## Start ENTRIES PROVIDED

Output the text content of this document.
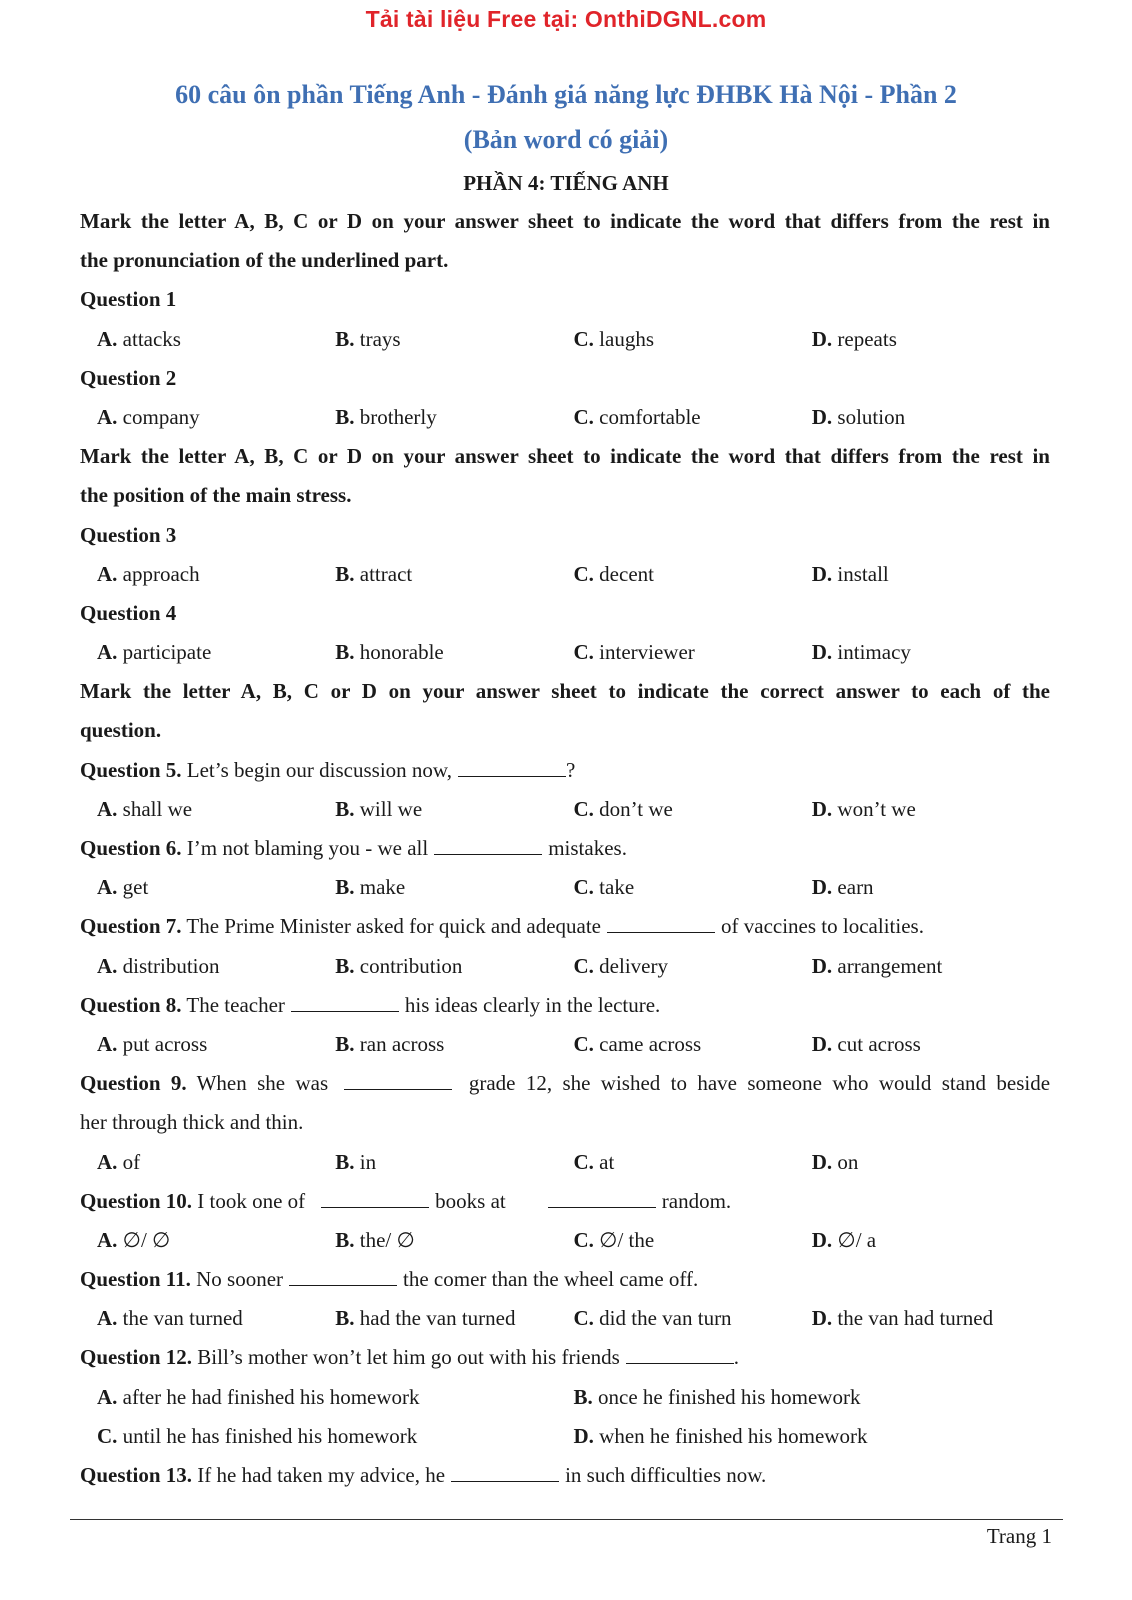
Tải tài liệu Free tại: OnthiDGNL.com
60 câu ôn phần Tiếng Anh - Đánh giá năng lực ĐHBK Hà Nội - Phần 2
(Bản word có giải)
PHẦN 4: TIẾNG ANH
Mark the letter A, B, C or D on your answer sheet to indicate the word that differs from the rest in
the pronunciation of the underlined part.
Question 1
A. attacks	B. trays	C. laughs	D. repeats
Question 2
A. company	B. brotherly	C. comfortable	D. solution
Mark the letter A, B, C or D on your answer sheet to indicate the word that differs from the rest in
the position of the main stress.
Question 3
A. approach	B. attract	C. decent	D. install
Question 4
A. participate	B. honorable	C. interviewer	D. intimacy
Mark the letter A, B, C or D on your answer sheet to indicate the correct answer to each of the
question.
Question 5. Let’s begin our discussion now,	?
A. shall we	B. will we	C. don’t we	D. won’t we
Question 6. I’m not blaming you - we all	mistakes.
A. get	B. make	C. take	D. earn
Question 7. The Prime Minister asked for quick and adequate	of vaccines to localities.
A. distribution	B. contribution	C. delivery	D. arrangement
Question 8. The teacher	his ideas clearly in the lecture.
A. put across	B. ran across	C. came across	D. cut across
Question 9. When she was	grade 12, she wished to have someone who would stand beside
her through thick and thin.
A. of	B. in	C. at	D. on
Question 10. I took one of	books at	random.
A. ∅/ ∅	B. the/ ∅	C. ∅/ the	D. ∅/ a
Question 11. No sooner	the comer than the wheel came off.
A. the van turned	B. had the van turned	C. did the van turn	D. the van had turned
Question 12. Bill’s mother won’t let him go out with his friends	.
A. after he had finished his homework	B. once he finished his homework
C. until he has finished his homework	D. when he finished his homework
Question 13. If he had taken my advice, he	in such difficulties now.
Trang 1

## End ENTRIES PROVIDED

GIVEN PROBLEM
Extract the full listing exactly, with the pictures left out.

COMPLETE OUTPUT
Output the text content of this document.
Tải tài liệu Free tại: OnthiDGNL.com
60 câu ôn phần Tiếng Anh - Đánh giá năng lực ĐHBK Hà Nội - Phần 2
(Bản word có giải)
PHẦN 4: TIẾNG ANH
Mark the letter A, B, C or D on your answer sheet to indicate the word that differs from the rest in
the pronunciation of the underlined part.
Question 1
A. attacks	B. trays	C. laughs	D. repeats
Question 2
A. company	B. brotherly	C. comfortable	D. solution
Mark the letter A, B, C or D on your answer sheet to indicate the word that differs from the rest in
the position of the main stress.
Question 3
A. approach	B. attract	C. decent	D. install
Question 4
A. participate	B. honorable	C. interviewer	D. intimacy
Mark the letter A, B, C or D on your answer sheet to indicate the correct answer to each of the
question.
Question 5. Let’s begin our discussion now,	?
A. shall we	B. will we	C. don’t we	D. won’t we
Question 6. I’m not blaming you - we all	mistakes.
A. get	B. make	C. take	D. earn
Question 7. The Prime Minister asked for quick and adequate	of vaccines to localities.
A. distribution	B. contribution	C. delivery	D. arrangement
Question 8. The teacher	his ideas clearly in the lecture.
A. put across	B. ran across	C. came across	D. cut across
Question 9. When she was	grade 12, she wished to have someone who would stand beside
her through thick and thin.
A. of	B. in	C. at	D. on
Question 10. I took one of	books at	random.
A. ∅/ ∅	B. the/ ∅	C. ∅/ the	D. ∅/ a
Question 11. No sooner	the comer than the wheel came off.
A. the van turned	B. had the van turned	C. did the van turn	D. the van had turned
Question 12. Bill’s mother won’t let him go out with his friends	.
A. after he had finished his homework	B. once he finished his homework
C. until he has finished his homework	D. when he finished his homework
Question 13. If he had taken my advice, he	in such difficulties now.
Trang 1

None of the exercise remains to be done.